§ Exercise instructions
What is the number of lines holding the word "mgły"? Write that number and nothing else.

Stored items
* begin *

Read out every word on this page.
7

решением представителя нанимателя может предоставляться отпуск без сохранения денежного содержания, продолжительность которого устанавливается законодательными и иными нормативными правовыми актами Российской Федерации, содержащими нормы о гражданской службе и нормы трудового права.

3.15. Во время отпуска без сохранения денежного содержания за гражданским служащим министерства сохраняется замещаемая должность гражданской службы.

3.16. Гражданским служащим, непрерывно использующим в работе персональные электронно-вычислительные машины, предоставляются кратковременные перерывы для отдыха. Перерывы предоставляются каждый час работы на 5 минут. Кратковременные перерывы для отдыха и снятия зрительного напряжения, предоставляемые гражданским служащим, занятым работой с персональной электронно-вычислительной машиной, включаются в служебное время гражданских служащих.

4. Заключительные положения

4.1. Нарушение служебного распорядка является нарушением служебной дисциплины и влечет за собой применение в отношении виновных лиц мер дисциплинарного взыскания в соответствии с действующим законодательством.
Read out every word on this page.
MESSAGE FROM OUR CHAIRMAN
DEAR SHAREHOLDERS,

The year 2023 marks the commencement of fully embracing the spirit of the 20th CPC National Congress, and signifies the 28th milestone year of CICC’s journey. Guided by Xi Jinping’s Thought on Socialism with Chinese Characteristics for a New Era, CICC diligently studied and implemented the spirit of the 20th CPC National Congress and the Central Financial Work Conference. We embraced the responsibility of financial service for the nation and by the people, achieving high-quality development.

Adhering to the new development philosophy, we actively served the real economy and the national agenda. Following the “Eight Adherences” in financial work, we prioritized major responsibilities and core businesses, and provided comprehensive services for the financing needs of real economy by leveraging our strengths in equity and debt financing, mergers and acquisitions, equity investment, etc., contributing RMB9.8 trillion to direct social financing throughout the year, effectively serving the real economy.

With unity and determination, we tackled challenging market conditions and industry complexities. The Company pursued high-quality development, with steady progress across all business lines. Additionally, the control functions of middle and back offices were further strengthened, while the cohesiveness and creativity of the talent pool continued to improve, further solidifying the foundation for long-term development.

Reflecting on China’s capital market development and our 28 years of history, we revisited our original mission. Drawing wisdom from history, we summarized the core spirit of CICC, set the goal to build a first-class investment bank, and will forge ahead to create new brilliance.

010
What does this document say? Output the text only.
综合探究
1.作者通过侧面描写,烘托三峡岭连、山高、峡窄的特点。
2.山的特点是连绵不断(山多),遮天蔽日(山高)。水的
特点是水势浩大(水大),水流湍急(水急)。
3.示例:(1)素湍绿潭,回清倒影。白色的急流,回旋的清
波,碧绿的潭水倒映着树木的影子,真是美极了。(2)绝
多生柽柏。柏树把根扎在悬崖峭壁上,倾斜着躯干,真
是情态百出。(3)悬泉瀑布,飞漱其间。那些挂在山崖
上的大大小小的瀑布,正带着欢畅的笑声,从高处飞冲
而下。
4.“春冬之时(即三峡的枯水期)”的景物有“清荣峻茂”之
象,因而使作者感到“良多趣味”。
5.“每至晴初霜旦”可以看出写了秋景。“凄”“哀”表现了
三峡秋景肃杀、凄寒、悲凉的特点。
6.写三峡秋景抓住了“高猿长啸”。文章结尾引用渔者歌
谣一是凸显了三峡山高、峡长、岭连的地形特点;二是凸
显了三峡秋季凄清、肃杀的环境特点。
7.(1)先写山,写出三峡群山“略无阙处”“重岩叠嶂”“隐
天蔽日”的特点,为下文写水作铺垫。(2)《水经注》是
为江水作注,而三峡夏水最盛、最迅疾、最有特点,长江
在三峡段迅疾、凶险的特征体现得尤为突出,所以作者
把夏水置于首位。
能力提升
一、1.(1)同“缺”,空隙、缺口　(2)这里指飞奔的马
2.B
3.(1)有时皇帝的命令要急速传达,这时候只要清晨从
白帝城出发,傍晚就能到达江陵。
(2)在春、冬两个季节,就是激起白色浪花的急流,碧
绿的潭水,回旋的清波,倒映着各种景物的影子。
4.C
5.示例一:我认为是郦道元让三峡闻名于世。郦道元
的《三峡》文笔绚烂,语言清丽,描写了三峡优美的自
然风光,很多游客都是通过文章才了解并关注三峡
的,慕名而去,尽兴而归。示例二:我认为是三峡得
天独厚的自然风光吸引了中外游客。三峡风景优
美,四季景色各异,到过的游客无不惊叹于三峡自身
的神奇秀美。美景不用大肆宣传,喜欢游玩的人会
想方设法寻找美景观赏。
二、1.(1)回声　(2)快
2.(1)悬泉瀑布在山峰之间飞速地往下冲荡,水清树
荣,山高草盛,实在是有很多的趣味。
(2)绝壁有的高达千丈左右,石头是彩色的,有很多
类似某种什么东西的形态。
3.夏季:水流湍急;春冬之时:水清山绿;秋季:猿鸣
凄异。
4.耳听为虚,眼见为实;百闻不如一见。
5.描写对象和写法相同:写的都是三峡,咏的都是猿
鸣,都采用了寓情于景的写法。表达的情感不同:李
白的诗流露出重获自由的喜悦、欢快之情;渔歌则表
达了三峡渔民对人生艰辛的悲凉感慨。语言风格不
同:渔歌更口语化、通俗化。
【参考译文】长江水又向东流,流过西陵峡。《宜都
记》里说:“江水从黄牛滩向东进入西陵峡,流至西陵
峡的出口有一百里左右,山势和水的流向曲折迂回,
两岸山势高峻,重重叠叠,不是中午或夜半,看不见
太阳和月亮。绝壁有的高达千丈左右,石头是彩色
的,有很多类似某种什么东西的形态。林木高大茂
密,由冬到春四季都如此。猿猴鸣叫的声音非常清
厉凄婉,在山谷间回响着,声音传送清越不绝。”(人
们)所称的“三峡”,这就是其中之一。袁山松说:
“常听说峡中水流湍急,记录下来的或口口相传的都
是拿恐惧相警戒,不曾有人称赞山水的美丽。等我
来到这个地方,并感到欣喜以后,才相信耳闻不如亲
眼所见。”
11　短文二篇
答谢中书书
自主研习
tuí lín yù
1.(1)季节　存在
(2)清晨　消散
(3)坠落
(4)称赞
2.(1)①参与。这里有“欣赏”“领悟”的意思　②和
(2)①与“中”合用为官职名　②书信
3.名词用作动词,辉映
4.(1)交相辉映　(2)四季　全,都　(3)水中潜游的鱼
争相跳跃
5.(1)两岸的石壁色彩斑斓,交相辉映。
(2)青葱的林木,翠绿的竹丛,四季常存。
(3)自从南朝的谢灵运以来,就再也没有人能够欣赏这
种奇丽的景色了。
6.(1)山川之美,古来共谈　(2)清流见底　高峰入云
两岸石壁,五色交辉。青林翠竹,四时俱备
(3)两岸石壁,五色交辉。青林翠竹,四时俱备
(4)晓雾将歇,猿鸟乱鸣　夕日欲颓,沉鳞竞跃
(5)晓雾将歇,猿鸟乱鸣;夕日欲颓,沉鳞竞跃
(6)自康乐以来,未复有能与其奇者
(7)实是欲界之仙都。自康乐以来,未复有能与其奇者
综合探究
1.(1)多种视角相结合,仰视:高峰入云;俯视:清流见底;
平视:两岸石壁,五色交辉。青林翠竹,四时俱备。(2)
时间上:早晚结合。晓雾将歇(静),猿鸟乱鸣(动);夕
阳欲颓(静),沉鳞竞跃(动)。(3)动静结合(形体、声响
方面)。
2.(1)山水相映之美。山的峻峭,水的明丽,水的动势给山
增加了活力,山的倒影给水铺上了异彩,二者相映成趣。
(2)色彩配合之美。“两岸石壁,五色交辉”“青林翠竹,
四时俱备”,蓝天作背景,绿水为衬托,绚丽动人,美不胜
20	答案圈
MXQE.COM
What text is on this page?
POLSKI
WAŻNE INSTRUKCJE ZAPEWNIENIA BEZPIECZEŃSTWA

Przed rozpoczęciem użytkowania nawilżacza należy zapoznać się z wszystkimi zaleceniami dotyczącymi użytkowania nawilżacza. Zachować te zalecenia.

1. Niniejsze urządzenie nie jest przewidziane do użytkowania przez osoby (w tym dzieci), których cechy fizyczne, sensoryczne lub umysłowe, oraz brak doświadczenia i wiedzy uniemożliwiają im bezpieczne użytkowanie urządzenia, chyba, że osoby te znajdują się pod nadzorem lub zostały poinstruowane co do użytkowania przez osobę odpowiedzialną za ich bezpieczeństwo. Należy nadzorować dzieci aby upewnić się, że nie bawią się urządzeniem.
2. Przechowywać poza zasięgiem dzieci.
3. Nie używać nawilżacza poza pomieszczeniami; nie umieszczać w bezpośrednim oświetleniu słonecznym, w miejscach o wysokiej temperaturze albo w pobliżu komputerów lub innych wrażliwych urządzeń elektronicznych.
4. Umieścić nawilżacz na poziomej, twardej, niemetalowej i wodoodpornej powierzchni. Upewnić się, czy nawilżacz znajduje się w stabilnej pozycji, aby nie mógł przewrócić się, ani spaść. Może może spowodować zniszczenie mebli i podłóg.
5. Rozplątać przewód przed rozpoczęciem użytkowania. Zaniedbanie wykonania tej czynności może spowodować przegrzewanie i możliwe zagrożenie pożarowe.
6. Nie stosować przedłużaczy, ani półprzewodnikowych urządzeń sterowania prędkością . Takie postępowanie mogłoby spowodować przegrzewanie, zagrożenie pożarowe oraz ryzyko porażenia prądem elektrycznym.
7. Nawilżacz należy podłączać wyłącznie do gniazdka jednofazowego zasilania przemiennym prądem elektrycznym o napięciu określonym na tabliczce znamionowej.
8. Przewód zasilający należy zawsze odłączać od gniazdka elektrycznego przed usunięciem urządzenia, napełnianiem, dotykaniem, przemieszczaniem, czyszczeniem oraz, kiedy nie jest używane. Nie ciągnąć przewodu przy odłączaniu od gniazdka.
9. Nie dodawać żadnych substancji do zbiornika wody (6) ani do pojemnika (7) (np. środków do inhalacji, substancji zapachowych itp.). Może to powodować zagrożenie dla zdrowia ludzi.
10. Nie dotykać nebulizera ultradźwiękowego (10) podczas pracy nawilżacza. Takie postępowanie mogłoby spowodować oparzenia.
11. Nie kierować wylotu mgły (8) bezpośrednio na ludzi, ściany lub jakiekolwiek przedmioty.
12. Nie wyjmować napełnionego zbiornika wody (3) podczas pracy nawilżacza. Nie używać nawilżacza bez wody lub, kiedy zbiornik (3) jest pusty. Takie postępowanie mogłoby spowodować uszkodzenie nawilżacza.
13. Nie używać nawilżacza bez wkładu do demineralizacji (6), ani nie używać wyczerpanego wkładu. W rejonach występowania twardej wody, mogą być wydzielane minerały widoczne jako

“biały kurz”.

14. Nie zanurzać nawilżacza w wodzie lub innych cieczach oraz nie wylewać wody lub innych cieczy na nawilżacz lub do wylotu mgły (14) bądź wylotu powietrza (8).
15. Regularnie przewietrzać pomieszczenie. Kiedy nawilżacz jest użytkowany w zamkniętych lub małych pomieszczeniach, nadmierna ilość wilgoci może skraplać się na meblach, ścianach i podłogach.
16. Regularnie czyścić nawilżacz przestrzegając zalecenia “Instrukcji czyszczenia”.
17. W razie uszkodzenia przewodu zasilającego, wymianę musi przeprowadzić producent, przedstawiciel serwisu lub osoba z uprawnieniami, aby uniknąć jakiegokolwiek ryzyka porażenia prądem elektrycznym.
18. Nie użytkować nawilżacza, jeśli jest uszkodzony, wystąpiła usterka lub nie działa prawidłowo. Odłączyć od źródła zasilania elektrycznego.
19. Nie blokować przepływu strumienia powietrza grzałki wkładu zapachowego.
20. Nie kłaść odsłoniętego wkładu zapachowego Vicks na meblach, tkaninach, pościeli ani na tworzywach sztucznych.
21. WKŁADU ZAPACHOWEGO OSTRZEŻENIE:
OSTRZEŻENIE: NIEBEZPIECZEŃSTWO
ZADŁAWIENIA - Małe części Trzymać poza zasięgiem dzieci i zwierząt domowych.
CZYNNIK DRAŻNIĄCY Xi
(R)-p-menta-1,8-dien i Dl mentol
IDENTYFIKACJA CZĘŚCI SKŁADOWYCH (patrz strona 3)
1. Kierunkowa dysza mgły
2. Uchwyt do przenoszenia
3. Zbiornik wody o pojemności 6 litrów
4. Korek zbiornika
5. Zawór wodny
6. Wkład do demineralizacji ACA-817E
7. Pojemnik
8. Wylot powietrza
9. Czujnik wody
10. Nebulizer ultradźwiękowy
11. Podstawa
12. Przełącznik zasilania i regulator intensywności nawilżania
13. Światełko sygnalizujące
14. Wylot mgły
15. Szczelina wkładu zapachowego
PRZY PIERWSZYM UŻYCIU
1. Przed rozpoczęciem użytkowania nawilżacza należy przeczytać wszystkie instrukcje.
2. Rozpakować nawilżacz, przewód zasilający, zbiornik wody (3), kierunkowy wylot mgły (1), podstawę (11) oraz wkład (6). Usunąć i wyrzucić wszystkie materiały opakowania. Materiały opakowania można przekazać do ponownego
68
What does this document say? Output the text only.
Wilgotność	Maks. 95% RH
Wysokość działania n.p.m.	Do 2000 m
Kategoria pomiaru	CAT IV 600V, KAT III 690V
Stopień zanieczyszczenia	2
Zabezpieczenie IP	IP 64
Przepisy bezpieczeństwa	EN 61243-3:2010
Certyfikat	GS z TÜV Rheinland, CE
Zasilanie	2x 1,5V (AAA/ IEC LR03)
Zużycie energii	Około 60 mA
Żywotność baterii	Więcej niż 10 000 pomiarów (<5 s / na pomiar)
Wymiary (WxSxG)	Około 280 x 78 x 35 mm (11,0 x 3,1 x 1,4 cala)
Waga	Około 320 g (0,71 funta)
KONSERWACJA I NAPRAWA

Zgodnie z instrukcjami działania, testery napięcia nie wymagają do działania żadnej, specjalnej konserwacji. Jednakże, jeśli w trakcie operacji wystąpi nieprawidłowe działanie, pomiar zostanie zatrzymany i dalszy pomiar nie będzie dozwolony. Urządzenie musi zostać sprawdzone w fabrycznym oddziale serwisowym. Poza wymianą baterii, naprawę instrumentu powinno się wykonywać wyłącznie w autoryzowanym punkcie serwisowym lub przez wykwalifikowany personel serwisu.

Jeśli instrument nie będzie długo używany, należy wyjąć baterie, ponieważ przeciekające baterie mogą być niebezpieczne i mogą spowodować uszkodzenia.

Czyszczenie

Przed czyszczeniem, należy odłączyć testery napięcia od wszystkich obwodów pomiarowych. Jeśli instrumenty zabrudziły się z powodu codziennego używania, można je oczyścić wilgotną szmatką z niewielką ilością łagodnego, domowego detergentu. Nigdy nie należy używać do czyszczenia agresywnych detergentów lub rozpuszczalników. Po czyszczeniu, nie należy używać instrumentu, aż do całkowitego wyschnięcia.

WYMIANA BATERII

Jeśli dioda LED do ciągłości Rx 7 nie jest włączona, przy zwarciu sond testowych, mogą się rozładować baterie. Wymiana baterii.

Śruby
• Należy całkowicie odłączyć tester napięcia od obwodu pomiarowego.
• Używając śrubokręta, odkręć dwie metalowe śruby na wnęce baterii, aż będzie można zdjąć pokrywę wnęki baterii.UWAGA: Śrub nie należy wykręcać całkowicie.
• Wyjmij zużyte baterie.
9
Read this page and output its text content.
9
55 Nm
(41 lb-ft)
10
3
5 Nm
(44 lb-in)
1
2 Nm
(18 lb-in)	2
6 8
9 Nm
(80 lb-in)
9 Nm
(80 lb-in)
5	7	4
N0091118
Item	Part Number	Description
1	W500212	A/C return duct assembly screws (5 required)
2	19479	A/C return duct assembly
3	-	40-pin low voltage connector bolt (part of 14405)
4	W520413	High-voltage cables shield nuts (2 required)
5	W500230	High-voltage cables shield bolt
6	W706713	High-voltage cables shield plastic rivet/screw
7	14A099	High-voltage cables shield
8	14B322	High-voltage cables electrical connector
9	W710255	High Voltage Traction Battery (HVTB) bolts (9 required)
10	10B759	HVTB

* end *

§ Written solution
5